'''

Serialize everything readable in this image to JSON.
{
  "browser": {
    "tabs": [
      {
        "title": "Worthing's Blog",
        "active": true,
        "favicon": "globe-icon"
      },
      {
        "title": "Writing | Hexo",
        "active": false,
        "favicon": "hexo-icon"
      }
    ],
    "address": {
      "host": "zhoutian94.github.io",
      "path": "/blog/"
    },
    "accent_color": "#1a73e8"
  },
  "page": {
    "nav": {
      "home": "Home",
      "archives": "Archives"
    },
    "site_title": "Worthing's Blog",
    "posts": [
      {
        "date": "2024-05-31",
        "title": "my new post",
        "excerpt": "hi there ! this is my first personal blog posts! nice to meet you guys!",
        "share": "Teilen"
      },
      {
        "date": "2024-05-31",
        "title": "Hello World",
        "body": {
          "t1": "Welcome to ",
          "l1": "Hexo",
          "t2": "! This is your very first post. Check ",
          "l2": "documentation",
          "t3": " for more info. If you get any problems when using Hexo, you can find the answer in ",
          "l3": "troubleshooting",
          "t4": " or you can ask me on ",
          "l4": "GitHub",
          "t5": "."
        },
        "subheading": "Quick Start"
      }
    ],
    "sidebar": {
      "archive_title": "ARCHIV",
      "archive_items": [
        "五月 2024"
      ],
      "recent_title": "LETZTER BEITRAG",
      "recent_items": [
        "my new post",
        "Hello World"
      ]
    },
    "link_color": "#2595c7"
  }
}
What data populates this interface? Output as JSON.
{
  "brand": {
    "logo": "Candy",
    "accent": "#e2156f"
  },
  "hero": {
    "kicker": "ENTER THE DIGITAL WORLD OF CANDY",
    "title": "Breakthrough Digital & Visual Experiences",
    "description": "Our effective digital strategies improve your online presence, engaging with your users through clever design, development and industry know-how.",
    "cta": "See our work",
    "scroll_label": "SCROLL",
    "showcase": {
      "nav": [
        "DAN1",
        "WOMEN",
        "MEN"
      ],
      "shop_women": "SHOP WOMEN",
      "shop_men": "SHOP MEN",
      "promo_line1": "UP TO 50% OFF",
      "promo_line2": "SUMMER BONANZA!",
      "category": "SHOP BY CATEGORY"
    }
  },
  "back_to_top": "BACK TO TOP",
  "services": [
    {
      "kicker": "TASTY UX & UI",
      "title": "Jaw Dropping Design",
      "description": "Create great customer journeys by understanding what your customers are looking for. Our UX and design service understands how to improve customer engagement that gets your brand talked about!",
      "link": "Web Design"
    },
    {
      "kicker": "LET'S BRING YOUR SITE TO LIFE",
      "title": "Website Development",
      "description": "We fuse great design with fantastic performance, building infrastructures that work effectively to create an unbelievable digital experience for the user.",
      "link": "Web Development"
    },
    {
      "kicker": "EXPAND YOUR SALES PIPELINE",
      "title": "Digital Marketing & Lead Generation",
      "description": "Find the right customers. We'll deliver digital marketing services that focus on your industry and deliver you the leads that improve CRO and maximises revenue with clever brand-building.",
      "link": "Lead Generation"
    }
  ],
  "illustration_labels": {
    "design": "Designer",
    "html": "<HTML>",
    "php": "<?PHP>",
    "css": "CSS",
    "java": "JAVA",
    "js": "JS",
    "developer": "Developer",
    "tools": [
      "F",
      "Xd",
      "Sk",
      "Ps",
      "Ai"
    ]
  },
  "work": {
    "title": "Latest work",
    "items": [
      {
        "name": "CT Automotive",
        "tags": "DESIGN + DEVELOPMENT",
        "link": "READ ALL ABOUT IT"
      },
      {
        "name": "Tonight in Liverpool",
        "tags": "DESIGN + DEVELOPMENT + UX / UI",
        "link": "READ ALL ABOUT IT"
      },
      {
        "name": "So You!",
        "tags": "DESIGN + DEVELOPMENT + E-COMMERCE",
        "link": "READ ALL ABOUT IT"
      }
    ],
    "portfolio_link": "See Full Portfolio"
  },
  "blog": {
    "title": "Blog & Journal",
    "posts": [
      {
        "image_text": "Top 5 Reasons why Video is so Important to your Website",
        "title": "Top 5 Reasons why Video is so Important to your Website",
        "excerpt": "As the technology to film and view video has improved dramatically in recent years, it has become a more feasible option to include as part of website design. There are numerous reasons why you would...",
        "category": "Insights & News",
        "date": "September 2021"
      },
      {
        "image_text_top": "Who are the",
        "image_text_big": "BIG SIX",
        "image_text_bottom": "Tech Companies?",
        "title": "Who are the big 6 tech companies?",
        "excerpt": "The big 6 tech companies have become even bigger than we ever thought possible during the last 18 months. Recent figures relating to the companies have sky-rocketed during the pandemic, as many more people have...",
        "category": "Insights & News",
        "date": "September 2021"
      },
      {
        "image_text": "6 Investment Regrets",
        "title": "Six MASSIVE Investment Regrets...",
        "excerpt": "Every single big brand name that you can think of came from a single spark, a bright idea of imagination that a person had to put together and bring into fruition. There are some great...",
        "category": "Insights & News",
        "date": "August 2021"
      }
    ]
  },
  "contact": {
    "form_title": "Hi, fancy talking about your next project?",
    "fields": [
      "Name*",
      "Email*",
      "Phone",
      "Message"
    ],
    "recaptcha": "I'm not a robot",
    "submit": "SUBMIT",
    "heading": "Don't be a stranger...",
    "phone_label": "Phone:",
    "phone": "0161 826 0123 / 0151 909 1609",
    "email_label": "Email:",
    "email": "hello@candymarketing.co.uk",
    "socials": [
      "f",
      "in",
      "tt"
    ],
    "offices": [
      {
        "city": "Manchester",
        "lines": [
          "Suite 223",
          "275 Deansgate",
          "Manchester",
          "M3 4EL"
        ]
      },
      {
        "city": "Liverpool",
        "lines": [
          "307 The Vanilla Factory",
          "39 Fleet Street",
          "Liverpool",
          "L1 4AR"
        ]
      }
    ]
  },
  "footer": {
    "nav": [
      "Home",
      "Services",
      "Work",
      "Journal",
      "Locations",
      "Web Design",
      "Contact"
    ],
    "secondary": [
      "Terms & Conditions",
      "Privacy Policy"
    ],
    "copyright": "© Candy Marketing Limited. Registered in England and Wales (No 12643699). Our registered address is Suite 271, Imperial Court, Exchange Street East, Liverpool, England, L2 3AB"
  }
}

'''

**Aim**
Restate the listing in full, word for word.

**Response**
Serialize everything readable in this image to JSON.
{
  "browser": {
    "tabs": [
      {
        "title": "Worthing's Blog",
        "active": true,
        "favicon": "globe-icon"
      },
      {
        "title": "Writing | Hexo",
        "active": false,
        "favicon": "hexo-icon"
      }
    ],
    "address": {
      "host": "zhoutian94.github.io",
      "path": "/blog/"
    },
    "accent_color": "#1a73e8"
  },
  "page": {
    "nav": {
      "home": "Home",
      "archives": "Archives"
    },
    "site_title": "Worthing's Blog",
    "posts": [
      {
        "date": "2024-05-31",
        "title": "my new post",
        "excerpt": "hi there ! this is my first personal blog posts! nice to meet you guys!",
        "share": "Teilen"
      },
      {
        "date": "2024-05-31",
        "title": "Hello World",
        "body": {
          "t1": "Welcome to ",
          "l1": "Hexo",
          "t2": "! This is your very first post. Check ",
          "l2": "documentation",
          "t3": " for more info. If you get any problems when using Hexo, you can find the answer in ",
          "l3": "troubleshooting",
          "t4": " or you can ask me on ",
          "l4": "GitHub",
          "t5": "."
        },
        "subheading": "Quick Start"
      }
    ],
    "sidebar": {
      "archive_title": "ARCHIV",
      "archive_items": [
        "五月 2024"
      ],
      "recent_title": "LETZTER BEITRAG",
      "recent_items": [
        "my new post",
        "Hello World"
      ]
    },
    "link_color": "#2595c7"
  }
}
What data populates this interface? Output as JSON.
{
  "brand": {
    "logo": "Candy",
    "accent": "#e2156f"
  },
  "hero": {
    "kicker": "ENTER THE DIGITAL WORLD OF CANDY",
    "title": "Breakthrough Digital & Visual Experiences",
    "description": "Our effective digital strategies improve your online presence, engaging with your users through clever design, development and industry know-how.",
    "cta": "See our work",
    "scroll_label": "SCROLL",
    "showcase": {
      "nav": [
        "DAN1",
        "WOMEN",
        "MEN"
      ],
      "shop_women": "SHOP WOMEN",
      "shop_men": "SHOP MEN",
      "promo_line1": "UP TO 50% OFF",
      "promo_line2": "SUMMER BONANZA!",
      "category": "SHOP BY CATEGORY"
    }
  },
  "back_to_top": "BACK TO TOP",
  "services": [
    {
      "kicker": "TASTY UX & UI",
      "title": "Jaw Dropping Design",
      "description": "Create great customer journeys by understanding what your customers are looking for. Our UX and design service understands how to improve customer engagement that gets your brand talked about!",
      "link": "Web Design"
    },
    {
      "kicker": "LET'S BRING YOUR SITE TO LIFE",
      "title": "Website Development",
      "description": "We fuse great design with fantastic performance, building infrastructures that work effectively to create an unbelievable digital experience for the user.",
      "link": "Web Development"
    },
    {
      "kicker": "EXPAND YOUR SALES PIPELINE",
      "title": "Digital Marketing & Lead Generation",
      "description": "Find the right customers. We'll deliver digital marketing services that focus on your industry and deliver you the leads that improve CRO and maximises revenue with clever brand-building.",
      "link": "Lead Generation"
    }
  ],
  "illustration_labels": {
    "design": "Designer",
    "html": "<HTML>",
    "php": "<?PHP>",
    "css": "CSS",
    "java": "JAVA",
    "js": "JS",
    "developer": "Developer",
    "tools": [
      "F",
      "Xd",
      "Sk",
      "Ps",
      "Ai"
    ]
  },
  "work": {
    "title": "Latest work",
    "items": [
      {
        "name": "CT Automotive",
        "tags": "DESIGN + DEVELOPMENT",
        "link": "READ ALL ABOUT IT"
      },
      {
        "name": "Tonight in Liverpool",
        "tags": "DESIGN + DEVELOPMENT + UX / UI",
        "link": "READ ALL ABOUT IT"
      },
      {
        "name": "So You!",
        "tags": "DESIGN + DEVELOPMENT + E-COMMERCE",
        "link": "READ ALL ABOUT IT"
      }
    ],
    "portfolio_link": "See Full Portfolio"
  },
  "blog": {
    "title": "Blog & Journal",
    "posts": [
      {
        "image_text": "Top 5 Reasons why Video is so Important to your Website",
        "title": "Top 5 Reasons why Video is so Important to your Website",
        "excerpt": "As the technology to film and view video has improved dramatically in recent years, it has become a more feasible option to include as part of website design. There are numerous reasons why you would...",
        "category": "Insights & News",
        "date": "September 2021"
      },
      {
        "image_text_top": "Who are the",
        "image_text_big": "BIG SIX",
        "image_text_bottom": "Tech Companies?",
        "title": "Who are the big 6 tech companies?",
        "excerpt": "The big 6 tech companies have become even bigger than we ever thought possible during the last 18 months. Recent figures relating to the companies have sky-rocketed during the pandemic, as many more people have...",
        "category": "Insights & News",
        "date": "September 2021"
      },
      {
        "image_text": "6 Investment Regrets",
        "title": "Six MASSIVE Investment Regrets...",
        "excerpt": "Every single big brand name that you can think of came from a single spark, a bright idea of imagination that a person had to put together and bring into fruition. There are some great...",
        "category": "Insights & News",
        "date": "August 2021"
      }
    ]
  },
  "contact": {
    "form_title": "Hi, fancy talking about your next project?",
    "fields": [
      "Name*",
      "Email*",
      "Phone",
      "Message"
    ],
    "recaptcha": "I'm not a robot",
    "submit": "SUBMIT",
    "heading": "Don't be a stranger...",
    "phone_label": "Phone:",
    "phone": "0161 826 0123 / 0151 909 1609",
    "email_label": "Email:",
    "email": "hello@candymarketing.co.uk",
    "socials": [
      "f",
      "in",
      "tt"
    ],
    "offices": [
      {
        "city": "Manchester",
        "lines": [
          "Suite 223",
          "275 Deansgate",
          "Manchester",
          "M3 4EL"
        ]
      },
      {
        "city": "Liverpool",
        "lines": [
          "307 The Vanilla Factory",
          "39 Fleet Street",
          "Liverpool",
          "L1 4AR"
        ]
      }
    ]
  },
  "footer": {
    "nav": [
      "Home",
      "Services",
      "Work",
      "Journal",
      "Locations",
      "Web Design",
      "Contact"
    ],
    "secondary": [
      "Terms & Conditions",
      "Privacy Policy"
    ],
    "copyright": "© Candy Marketing Limited. Registered in England and Wales (No 12643699). Our registered address is Suite 271, Imperial Court, Exchange Street East, Liverpool, England, L2 3AB"
  }
}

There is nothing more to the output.